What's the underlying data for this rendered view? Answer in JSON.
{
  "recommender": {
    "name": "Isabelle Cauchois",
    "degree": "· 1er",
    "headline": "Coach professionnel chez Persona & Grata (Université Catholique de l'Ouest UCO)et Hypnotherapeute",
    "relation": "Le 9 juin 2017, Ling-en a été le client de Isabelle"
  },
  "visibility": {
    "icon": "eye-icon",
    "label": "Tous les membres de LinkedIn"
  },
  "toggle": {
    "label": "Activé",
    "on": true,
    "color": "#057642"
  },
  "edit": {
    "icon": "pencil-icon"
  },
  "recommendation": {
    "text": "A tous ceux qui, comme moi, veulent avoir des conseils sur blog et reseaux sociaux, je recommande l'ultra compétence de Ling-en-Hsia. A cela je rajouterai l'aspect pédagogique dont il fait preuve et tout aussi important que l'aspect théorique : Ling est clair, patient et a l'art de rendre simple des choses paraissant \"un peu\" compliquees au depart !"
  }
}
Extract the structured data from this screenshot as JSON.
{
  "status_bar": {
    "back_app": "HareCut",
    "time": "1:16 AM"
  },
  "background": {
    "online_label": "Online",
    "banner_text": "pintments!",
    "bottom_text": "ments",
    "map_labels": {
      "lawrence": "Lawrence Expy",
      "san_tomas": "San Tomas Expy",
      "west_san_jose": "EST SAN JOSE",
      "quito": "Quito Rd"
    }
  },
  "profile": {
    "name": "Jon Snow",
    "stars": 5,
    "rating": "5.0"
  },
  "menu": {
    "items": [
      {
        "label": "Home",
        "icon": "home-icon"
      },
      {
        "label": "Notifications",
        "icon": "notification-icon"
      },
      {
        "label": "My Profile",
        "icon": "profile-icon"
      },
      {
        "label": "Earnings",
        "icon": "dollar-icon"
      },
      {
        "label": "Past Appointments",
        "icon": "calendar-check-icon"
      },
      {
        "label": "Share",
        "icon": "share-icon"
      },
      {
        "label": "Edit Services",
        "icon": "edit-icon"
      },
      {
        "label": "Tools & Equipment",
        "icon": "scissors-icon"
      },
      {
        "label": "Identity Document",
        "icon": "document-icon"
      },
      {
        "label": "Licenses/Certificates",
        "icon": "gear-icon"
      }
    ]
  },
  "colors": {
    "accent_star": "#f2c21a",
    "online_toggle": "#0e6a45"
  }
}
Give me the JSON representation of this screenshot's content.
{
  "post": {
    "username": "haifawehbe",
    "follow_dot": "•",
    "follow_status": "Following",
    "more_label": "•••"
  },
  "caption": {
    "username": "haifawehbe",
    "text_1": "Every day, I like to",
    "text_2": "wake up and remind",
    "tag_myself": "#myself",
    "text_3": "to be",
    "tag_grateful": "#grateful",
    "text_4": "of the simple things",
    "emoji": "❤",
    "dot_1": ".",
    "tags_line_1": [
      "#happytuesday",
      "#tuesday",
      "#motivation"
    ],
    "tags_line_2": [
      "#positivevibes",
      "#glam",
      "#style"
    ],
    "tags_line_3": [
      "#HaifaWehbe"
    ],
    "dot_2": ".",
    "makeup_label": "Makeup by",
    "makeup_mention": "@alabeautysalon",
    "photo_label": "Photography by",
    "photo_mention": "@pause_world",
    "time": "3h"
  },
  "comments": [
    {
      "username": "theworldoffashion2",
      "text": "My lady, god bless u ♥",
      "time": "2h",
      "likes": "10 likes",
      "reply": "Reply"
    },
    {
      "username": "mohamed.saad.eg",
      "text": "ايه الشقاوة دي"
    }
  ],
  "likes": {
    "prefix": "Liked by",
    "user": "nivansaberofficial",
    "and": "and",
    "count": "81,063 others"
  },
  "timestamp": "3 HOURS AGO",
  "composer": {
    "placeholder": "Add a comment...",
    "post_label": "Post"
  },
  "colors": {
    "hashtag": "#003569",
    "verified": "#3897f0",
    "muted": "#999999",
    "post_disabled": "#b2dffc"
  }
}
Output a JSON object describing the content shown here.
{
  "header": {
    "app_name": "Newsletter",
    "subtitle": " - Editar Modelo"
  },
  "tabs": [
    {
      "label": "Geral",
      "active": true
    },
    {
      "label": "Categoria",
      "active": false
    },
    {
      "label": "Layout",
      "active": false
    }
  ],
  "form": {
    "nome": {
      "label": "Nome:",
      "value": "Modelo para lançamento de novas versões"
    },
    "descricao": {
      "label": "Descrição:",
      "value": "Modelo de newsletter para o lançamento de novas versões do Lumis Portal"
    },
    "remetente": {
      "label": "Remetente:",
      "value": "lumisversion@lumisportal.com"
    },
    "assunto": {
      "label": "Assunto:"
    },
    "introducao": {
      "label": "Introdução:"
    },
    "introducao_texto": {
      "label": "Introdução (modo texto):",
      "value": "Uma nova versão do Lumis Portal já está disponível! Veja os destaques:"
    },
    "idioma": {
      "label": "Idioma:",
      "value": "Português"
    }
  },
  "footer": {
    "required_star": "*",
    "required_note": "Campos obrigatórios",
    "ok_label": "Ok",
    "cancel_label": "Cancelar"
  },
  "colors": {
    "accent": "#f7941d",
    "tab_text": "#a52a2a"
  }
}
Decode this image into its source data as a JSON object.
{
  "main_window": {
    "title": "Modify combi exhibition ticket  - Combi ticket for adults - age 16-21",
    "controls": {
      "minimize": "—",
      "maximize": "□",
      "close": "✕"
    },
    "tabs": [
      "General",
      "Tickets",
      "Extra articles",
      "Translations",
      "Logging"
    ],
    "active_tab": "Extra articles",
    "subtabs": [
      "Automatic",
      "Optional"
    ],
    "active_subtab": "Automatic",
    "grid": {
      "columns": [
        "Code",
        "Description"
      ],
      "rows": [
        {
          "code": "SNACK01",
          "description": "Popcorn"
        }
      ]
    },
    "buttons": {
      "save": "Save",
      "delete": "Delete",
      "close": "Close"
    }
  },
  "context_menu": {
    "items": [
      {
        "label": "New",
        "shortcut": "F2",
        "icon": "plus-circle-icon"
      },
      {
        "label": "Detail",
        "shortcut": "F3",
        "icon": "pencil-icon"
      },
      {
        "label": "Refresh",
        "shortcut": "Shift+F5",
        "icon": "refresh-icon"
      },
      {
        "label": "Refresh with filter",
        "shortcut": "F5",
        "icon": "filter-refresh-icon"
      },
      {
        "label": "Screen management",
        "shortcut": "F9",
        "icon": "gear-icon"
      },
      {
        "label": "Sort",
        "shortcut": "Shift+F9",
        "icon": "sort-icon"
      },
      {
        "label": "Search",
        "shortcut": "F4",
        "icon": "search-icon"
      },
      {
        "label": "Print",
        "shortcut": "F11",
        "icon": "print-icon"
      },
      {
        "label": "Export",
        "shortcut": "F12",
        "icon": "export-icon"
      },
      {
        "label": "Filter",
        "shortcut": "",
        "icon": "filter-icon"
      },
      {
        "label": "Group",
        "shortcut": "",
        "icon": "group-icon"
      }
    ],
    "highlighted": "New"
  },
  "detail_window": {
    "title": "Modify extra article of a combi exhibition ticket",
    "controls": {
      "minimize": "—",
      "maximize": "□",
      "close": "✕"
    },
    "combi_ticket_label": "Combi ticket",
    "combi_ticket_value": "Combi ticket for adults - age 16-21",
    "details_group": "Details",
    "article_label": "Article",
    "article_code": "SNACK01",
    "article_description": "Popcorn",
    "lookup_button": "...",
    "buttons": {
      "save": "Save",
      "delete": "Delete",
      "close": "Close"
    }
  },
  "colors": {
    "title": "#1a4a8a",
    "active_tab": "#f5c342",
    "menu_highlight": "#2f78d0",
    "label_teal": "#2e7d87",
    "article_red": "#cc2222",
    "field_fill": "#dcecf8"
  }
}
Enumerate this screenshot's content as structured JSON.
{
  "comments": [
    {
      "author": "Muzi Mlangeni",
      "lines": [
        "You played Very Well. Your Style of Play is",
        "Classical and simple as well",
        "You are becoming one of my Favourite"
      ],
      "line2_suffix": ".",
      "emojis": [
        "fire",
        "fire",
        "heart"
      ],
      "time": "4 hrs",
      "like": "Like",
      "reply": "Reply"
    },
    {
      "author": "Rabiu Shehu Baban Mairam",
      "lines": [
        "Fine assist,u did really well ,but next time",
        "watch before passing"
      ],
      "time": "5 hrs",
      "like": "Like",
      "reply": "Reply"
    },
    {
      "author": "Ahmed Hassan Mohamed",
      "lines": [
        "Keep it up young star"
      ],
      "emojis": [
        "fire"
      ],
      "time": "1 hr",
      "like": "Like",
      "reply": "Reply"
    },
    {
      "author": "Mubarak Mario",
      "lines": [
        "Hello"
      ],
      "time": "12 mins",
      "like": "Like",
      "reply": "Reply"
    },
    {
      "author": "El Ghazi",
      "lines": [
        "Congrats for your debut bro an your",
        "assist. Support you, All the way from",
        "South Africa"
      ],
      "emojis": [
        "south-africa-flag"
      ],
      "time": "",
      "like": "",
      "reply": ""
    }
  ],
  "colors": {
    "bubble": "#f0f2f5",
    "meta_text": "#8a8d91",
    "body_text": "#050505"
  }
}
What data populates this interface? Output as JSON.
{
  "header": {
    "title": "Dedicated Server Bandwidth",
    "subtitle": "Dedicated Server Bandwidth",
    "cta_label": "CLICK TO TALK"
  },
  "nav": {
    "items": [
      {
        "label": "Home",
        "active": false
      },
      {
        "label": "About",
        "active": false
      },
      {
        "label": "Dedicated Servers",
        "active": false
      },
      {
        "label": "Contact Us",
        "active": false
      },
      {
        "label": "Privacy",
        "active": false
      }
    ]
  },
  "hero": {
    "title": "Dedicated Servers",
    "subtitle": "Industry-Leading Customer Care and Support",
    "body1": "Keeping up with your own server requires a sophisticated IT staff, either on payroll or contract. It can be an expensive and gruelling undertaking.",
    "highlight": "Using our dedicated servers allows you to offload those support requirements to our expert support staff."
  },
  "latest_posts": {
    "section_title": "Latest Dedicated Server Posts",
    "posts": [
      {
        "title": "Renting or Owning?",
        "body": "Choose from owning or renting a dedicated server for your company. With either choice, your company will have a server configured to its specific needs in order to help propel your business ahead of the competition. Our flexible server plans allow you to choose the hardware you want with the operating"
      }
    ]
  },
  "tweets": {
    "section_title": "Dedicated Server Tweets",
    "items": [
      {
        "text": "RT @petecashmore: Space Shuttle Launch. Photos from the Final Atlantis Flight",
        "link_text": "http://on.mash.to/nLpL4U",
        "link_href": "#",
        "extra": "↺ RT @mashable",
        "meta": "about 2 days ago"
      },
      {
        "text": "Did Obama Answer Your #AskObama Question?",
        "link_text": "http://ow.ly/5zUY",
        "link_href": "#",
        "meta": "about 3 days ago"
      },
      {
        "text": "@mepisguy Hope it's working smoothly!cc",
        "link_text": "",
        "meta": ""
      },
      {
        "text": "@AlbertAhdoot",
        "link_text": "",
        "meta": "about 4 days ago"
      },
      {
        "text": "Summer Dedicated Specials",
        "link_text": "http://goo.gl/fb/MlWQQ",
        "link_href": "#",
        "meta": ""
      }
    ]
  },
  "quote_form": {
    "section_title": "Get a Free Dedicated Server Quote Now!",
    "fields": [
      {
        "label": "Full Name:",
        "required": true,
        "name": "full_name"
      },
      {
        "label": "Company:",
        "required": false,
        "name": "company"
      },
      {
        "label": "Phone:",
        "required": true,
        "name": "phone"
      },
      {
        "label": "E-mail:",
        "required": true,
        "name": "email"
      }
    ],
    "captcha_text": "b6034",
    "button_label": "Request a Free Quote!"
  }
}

-------

▶ What the task requires
Each line containing "Shift" counts once; state the total number of such lines and nothing else.

▶ Solution for this problem
2